RAW DATA:
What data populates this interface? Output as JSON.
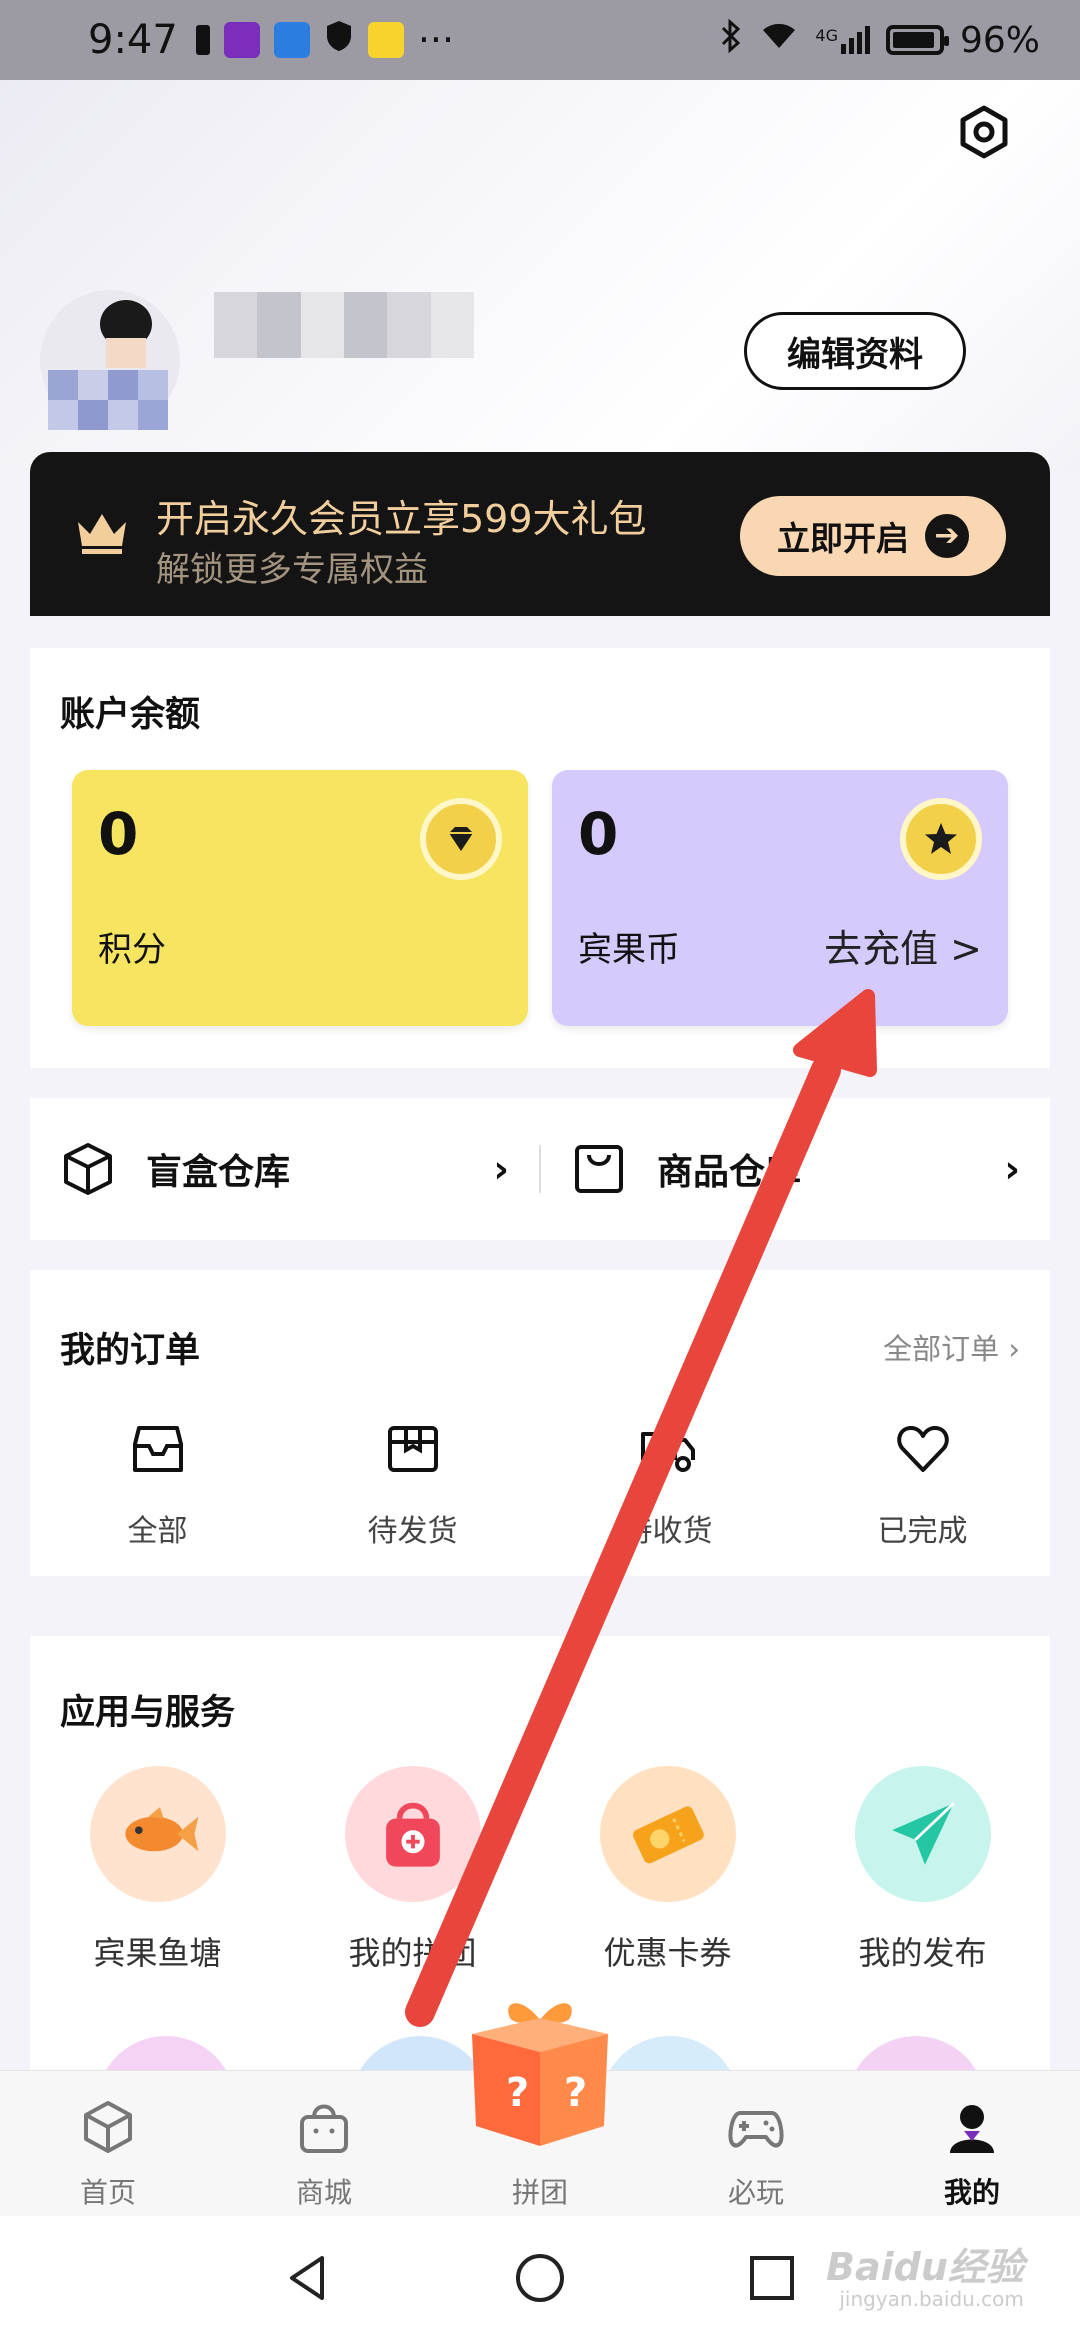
{
  "status_bar": {
    "time": "9:47",
    "battery": "96%",
    "network": "4G",
    "icons": [
      "battery-saver-icon",
      "app-notification-icon",
      "message-icon",
      "shield-icon",
      "app-notification-icon",
      "more-dots-icon",
      "bluetooth-icon",
      "wifi-icon",
      "signal-icon",
      "battery-icon"
    ]
  },
  "header": {
    "edit_profile_label": "编辑资料"
  },
  "vip_banner": {
    "title": "开启永久会员立享599大礼包",
    "subtitle": "解锁更多专属权益",
    "button_label": "立即开启",
    "colors": {
      "background": "#141414",
      "title": "#f2ce9c",
      "button": "#f9d7b3"
    }
  },
  "balance": {
    "title": "账户余额",
    "points": {
      "value": "0",
      "label": "积分",
      "color": "#f7e561"
    },
    "coins": {
      "value": "0",
      "label": "宾果币",
      "recharge_label": "去充值 >",
      "color": "#d6cafd"
    }
  },
  "warehouse": {
    "items": [
      {
        "label": "盲盒仓库",
        "icon": "box-icon"
      },
      {
        "label": "商品仓库",
        "icon": "bag-icon"
      }
    ]
  },
  "orders": {
    "title": "我的订单",
    "all_link": "全部订单 ›",
    "items": [
      {
        "label": "全部",
        "icon": "inbox-icon"
      },
      {
        "label": "待发货",
        "icon": "package-icon"
      },
      {
        "label": "待收货",
        "icon": "truck-icon"
      },
      {
        "label": "已完成",
        "icon": "heart-icon"
      }
    ]
  },
  "services": {
    "title": "应用与服务",
    "items": [
      {
        "label": "宾果鱼塘",
        "icon": "fish-icon"
      },
      {
        "label": "我的拼团",
        "icon": "group-bag-icon"
      },
      {
        "label": "优惠卡券",
        "icon": "coupon-icon"
      },
      {
        "label": "我的发布",
        "icon": "paper-plane-icon"
      }
    ]
  },
  "bottom_nav": {
    "items": [
      {
        "label": "首页",
        "icon": "home-cube-icon"
      },
      {
        "label": "商城",
        "icon": "shop-bag-icon"
      },
      {
        "label": "拼团",
        "icon": "gift-box-icon"
      },
      {
        "label": "必玩",
        "icon": "gamepad-icon"
      },
      {
        "label": "我的",
        "icon": "profile-icon"
      }
    ],
    "active": "我的"
  },
  "watermark": {
    "brand": "Baidu经验",
    "url": "jingyan.baidu.com"
  },
  "annotation": {
    "type": "red-arrow",
    "color": "#e8453c"
  }
}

DIRECTIONS FOR THIS TASK:
Return each line that includes "battery".

FULL SOLUTION:
    "battery": "96%",
      "battery-saver-icon",
      "battery-icon"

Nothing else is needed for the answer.